FRAGMENT STRONY:
□ □ □

TELEFON DO REDAKCJI: 62 766 07 07
Augustyna, Ingi, Jaromira 17 Sierpnia 2025, 18:02
Dziś 19°C
Jutro 13°C
Szukaj w serwisie

Listy czytelników 3(359) - p. Jolanta

06.02.12

Listy czytelników 3(359)

Chciałbym bardzo otrzymać odpowiedź na nurtujące mnie pytanie. Dostałam do przeczytania pierwsze księgi „Poematu Boga – Człowieka” Marii Valtorty. Nie jestem jednak przekonana, czy są to prawdziwe wizje, czy tylko w poetycki sposób rozszerzone prawdy, które znamy z Biblii. Chciałabym zaznaczyć, że ja zrozumiałam po przeczytaniu I księgi, że jest to poemat „wytworzony” w wyobraźni autorki, a nie rzeczywiste wizje. Chciałabym jednak upewnić się co do prawdziwości moich myśli lub mojej pomyłki.

□ □ □

Rekordy ze zbioru:
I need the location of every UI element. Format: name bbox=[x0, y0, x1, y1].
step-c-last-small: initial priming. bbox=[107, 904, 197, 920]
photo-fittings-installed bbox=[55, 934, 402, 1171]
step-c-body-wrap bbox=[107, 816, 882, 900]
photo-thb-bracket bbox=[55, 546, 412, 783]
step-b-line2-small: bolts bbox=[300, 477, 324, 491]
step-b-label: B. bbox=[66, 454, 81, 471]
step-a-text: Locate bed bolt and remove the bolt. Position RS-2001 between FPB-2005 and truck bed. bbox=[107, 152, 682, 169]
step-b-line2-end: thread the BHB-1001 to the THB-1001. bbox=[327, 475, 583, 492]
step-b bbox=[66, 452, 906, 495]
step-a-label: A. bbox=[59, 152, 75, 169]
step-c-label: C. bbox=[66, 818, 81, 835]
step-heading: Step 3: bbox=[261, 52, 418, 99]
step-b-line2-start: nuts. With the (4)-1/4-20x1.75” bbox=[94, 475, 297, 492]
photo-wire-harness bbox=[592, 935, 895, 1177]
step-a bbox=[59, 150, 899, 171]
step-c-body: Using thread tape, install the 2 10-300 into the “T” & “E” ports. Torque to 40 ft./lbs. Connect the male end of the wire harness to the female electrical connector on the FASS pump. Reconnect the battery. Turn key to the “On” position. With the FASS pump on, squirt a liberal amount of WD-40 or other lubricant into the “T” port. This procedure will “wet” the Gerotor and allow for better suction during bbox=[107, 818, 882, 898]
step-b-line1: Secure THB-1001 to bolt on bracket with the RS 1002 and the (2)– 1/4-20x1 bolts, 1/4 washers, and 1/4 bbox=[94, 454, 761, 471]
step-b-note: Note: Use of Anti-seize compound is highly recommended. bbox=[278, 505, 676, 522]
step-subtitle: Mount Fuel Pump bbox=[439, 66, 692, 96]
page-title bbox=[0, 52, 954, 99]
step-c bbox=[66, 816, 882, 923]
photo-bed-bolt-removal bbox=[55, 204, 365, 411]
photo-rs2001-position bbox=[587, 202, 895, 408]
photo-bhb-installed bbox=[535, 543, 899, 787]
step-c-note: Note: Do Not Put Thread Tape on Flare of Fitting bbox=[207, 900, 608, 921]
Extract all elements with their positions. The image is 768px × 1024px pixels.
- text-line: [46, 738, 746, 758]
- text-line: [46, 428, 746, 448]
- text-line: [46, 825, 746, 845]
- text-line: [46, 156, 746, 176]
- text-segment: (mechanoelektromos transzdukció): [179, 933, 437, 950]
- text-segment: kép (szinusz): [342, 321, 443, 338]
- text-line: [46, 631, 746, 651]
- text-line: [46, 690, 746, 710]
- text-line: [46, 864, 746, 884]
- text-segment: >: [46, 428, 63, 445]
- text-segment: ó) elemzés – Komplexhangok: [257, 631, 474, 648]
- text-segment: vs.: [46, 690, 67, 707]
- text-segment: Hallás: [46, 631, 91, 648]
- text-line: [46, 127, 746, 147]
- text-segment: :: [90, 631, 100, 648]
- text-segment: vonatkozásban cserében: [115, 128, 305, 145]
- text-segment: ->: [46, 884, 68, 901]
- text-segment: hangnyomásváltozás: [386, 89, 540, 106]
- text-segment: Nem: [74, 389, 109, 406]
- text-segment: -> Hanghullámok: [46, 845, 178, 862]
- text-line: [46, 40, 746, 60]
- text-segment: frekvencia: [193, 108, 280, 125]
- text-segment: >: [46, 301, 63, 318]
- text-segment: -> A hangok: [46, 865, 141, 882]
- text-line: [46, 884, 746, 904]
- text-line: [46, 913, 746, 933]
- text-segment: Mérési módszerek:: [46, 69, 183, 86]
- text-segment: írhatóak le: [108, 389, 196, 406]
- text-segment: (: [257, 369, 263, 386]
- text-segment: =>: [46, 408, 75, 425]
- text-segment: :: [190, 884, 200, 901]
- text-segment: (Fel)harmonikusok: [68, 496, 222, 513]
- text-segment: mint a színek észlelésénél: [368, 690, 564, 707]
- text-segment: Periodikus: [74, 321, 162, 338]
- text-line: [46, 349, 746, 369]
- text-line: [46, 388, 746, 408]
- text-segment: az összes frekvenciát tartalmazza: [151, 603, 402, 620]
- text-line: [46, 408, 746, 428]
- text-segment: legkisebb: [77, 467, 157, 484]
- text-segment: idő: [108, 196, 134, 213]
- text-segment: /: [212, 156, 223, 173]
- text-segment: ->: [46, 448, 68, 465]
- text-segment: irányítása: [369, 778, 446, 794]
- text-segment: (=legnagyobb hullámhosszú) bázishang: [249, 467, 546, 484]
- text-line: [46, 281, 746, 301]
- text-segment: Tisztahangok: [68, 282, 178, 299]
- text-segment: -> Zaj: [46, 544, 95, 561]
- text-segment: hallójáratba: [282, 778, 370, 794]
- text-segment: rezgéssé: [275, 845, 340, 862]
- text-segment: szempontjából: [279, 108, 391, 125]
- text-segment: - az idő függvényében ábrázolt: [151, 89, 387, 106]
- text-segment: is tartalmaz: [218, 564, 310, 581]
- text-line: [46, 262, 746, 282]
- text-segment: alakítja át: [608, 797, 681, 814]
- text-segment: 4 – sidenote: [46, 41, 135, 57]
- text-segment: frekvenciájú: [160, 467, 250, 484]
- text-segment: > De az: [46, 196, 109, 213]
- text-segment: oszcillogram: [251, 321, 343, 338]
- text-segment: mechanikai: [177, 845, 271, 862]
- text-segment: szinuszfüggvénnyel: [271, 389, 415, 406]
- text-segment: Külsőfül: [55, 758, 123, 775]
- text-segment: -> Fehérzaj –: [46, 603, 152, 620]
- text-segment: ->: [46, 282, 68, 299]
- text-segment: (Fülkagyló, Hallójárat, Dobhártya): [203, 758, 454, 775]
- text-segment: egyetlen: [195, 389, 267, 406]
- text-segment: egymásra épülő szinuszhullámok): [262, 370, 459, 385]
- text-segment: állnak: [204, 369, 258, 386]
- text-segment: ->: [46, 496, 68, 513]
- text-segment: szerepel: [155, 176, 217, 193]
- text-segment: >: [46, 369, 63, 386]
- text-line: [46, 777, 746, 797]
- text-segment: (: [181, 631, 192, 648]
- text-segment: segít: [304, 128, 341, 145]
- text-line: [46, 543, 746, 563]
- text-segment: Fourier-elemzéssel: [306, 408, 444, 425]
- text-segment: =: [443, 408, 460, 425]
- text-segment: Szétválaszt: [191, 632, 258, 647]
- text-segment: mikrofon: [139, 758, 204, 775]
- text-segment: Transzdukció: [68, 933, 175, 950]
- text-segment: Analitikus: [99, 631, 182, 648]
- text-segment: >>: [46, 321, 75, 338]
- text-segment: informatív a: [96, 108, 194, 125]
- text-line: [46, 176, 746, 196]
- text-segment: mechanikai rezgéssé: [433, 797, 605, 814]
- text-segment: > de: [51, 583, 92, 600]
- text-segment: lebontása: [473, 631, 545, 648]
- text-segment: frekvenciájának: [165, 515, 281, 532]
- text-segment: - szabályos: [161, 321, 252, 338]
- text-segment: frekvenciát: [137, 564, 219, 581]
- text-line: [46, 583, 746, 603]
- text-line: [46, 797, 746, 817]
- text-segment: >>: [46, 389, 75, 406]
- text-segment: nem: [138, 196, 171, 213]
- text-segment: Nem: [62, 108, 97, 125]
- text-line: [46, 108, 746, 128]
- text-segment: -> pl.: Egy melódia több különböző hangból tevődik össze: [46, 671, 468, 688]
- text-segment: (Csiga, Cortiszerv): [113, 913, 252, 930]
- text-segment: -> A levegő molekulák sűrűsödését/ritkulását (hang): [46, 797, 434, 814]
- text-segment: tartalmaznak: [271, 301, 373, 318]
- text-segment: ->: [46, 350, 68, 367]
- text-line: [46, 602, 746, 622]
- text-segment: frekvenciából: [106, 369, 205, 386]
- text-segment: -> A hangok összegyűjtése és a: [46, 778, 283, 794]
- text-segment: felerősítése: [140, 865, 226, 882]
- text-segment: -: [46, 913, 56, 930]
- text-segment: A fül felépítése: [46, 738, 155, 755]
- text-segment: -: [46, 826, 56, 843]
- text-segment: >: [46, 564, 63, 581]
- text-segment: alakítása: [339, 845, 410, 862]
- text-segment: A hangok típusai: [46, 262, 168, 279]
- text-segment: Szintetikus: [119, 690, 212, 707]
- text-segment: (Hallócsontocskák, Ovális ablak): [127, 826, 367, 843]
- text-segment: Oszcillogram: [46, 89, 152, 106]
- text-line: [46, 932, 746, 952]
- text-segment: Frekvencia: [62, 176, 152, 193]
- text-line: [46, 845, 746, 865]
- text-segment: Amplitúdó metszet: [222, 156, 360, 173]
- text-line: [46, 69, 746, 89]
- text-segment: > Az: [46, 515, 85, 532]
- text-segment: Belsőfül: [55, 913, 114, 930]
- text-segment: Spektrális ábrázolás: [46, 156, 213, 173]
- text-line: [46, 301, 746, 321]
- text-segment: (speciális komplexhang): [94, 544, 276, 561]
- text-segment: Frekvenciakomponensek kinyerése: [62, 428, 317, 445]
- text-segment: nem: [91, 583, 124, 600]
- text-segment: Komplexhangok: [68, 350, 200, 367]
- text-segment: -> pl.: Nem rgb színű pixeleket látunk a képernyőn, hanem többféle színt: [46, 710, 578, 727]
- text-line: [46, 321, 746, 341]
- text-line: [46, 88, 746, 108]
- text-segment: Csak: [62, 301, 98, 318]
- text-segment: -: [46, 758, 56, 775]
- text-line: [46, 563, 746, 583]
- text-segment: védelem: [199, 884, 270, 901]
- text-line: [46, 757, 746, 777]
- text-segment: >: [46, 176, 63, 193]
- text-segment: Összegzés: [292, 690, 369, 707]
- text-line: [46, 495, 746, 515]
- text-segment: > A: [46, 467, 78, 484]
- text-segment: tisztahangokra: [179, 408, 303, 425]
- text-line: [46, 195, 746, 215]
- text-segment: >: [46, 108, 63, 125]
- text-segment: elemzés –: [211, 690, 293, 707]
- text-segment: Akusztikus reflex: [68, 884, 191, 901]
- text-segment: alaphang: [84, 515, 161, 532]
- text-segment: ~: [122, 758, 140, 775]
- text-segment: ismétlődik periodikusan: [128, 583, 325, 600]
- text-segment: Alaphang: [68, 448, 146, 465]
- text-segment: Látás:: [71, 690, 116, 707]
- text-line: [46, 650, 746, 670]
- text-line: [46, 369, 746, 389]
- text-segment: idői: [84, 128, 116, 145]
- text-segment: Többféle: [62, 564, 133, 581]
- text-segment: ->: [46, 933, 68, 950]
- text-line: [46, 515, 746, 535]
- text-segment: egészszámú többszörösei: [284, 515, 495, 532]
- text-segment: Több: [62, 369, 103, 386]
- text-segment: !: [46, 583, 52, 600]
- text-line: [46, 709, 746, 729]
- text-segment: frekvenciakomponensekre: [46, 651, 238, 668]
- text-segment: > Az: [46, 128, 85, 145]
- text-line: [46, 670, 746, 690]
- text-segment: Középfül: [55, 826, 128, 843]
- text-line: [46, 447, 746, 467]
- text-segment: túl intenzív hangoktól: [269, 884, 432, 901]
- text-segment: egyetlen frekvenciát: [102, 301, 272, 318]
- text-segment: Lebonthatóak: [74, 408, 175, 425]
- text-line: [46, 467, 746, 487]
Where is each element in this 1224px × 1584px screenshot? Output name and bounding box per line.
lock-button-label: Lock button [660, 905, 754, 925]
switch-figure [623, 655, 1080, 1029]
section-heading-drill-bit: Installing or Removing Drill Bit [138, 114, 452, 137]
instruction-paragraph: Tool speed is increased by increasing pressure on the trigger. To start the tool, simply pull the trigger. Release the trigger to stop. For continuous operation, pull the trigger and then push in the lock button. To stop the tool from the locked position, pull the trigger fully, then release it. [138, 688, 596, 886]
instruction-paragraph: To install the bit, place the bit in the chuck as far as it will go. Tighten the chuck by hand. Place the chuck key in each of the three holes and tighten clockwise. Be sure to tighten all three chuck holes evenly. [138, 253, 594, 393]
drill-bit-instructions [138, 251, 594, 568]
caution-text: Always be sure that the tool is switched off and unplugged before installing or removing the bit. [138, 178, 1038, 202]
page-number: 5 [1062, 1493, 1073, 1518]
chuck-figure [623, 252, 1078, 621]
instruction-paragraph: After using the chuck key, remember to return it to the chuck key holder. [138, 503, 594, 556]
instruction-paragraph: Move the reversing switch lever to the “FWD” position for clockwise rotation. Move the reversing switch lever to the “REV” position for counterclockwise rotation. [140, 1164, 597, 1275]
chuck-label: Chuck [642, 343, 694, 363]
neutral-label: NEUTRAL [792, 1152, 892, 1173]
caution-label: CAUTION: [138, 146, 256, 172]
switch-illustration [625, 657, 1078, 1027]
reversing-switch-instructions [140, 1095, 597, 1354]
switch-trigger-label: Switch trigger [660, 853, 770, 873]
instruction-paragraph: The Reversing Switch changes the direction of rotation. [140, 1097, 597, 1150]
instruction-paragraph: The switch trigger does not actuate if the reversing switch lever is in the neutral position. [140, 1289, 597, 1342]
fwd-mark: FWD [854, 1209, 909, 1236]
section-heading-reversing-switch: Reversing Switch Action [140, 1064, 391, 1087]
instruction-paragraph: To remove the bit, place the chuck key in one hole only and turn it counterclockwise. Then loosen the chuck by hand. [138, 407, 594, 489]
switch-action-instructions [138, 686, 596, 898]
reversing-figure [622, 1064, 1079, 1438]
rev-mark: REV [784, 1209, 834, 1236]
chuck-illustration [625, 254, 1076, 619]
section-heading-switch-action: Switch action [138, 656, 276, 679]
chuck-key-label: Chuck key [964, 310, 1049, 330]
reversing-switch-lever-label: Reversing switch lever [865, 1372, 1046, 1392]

□ □ □

POLECENIE: Wypisz wszystkie imiona, które we fragmencie strony stoją przed datą „17 Sierpnia 2025”. Zachowaj ich formę z tekstu.

ODPOWIEDŹ PISEMNA: Augustyna, Ingi, Jaromira